* Set tasks *
**a)** In the patch thread, what const_anchor value is given for MIPS?
**b)** Rewrite the paragraph of the patch thread that begins "Hmm, so all this seems" as a short bulleted list that keeps its main points.
**c)** List every distinct date-and-time stamp that appears in the patch thread, as written there.

* Given passage *

[v2] cse: avoid signed overflow in compute_const_anchors [PR 104843]

Message ID b278df38f01b823d8a3915f67321affc9a8ca05b.camel@mengyan1223.wang
State New
Headers
Series [v2] cse: avoid signed overflow in compute_const_anchors [PR 104843] |

Commit Message

Xi Ruoyao March 9, 2022, 4:12 p.m. UTC
  On Wed, 2022-03-09 at 15:55 +0100, Richard Biener wrote:

> isn't it better to make targetm.const_anchor unsigned?
> The & and ~ are not subject to overflow rules.

It's not enough: if n is the minimum value of HOST_WIDE_INT and
const_anchor = 0x8000 (the value for MIPS), we'll have a signed 0x7fff
in *upper_base.  Then the next line, "*upper_offs = n - *upper_base;"
will be a signed overflow again.

How about the following?

-- >8 --

With a non-zero const_anchor, the behavior of this function relied on
signed overflow.

gcc/

	PR rtl-optimization/104843
	* cse.cc (compute_const_anchors): Use unsigned HOST_WIDE_INT for
	n to perform overflow arithmetics safely.
---
 gcc/cse.cc | 8 ++++----
 1 file changed, 4 insertions(+), 4 deletions(-)
  

Comments

Richard Biener March 10, 2022, 8:01 a.m. UTC | #1
On Wed, Mar 9, 2022 at 5:12 PM Xi Ruoyao <xry111@mengyan1223.wang> wrote:
>
> On Wed, 2022-03-09 at 15:55 +0100, Richard Biener wrote:
>
> > isn't it better to make targetm.const_anchor unsigned?
> > The & and ~ are not subject to overflow rules.
>
> It's not enough: if n is the minimum value of HOST_WIDE_INT and
> const_anchor = 0x8000 (the value for MIPS), we'll have a signed 0x7fff
> in *upper_base.  Then the next line, "*upper_offs = n - *upper_base;"
> will be a signed overflow again.
>
> How about the following?

Hmm, so all this seems to be to round CST up and down to a multiple of
CONST_ANCHOR.
It works on CONST_INT only which is sign-extended, so if there is
overflow the resulting
anchor is broken as far as I can see.  So instead of papering over this issue
the function should return false when n is negative since then
n & ~(targetm.const_anchor - 1) is also not n rounded down to a
multiple of const_anchor.

But of course I know nothing about this ..

Richard.

> -- >8 --
>
> With a non-zero const_anchor, the behavior of this function relied on
> signed overflow.

* Data shown *
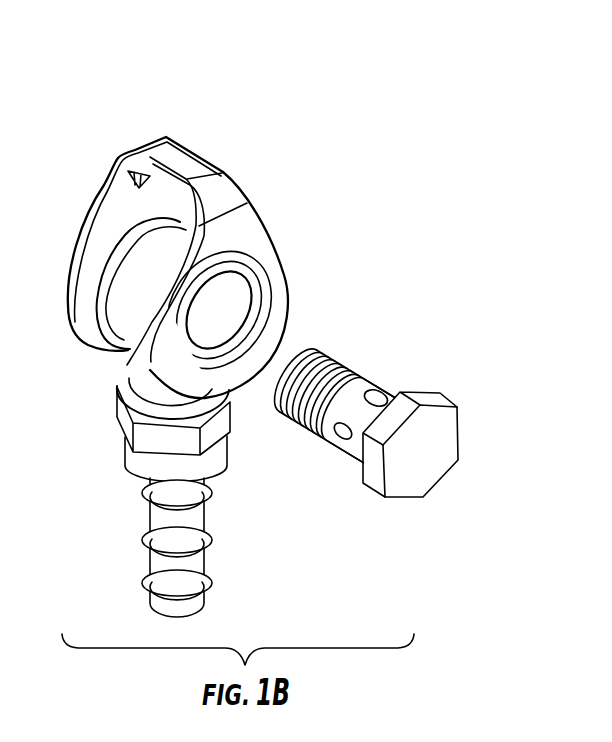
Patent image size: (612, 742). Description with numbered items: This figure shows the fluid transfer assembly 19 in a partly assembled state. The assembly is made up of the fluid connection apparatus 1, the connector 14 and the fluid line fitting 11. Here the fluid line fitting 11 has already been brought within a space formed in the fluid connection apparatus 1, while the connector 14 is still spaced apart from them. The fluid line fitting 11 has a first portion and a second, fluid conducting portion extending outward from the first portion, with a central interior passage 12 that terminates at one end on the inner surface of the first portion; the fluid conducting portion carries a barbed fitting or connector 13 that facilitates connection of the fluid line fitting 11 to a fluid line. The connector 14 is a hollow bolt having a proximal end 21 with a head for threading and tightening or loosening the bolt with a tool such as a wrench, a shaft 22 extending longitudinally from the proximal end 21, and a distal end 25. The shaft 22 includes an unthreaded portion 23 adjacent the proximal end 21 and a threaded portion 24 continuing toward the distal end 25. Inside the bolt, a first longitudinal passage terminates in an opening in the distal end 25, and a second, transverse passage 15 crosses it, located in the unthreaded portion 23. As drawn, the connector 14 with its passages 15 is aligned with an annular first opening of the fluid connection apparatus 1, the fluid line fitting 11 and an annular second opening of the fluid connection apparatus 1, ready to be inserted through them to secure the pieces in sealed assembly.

* Answers below *
**a)** 0x8000

**b)**
- The function appears to round CST up and down to a multiple of CONST_ANCHOR.
- It operates only on CONST_INT, which is sign-extended, so any overflow yields a broken anchor.
- Rather than papering over the issue, the function should return false when n is negative.
- For negative n, n & ~(targetm.const_anchor - 1) is also not n rounded down to a multiple of const_anchor.

**c)**
- Wed, 2022-03-09 at 15:55 +0100
- March 9, 2022, 4:12 p.m. UTC
- March 10, 2022, 8:01 a.m. UTC
- Wed, Mar 9, 2022 at 5:12 PM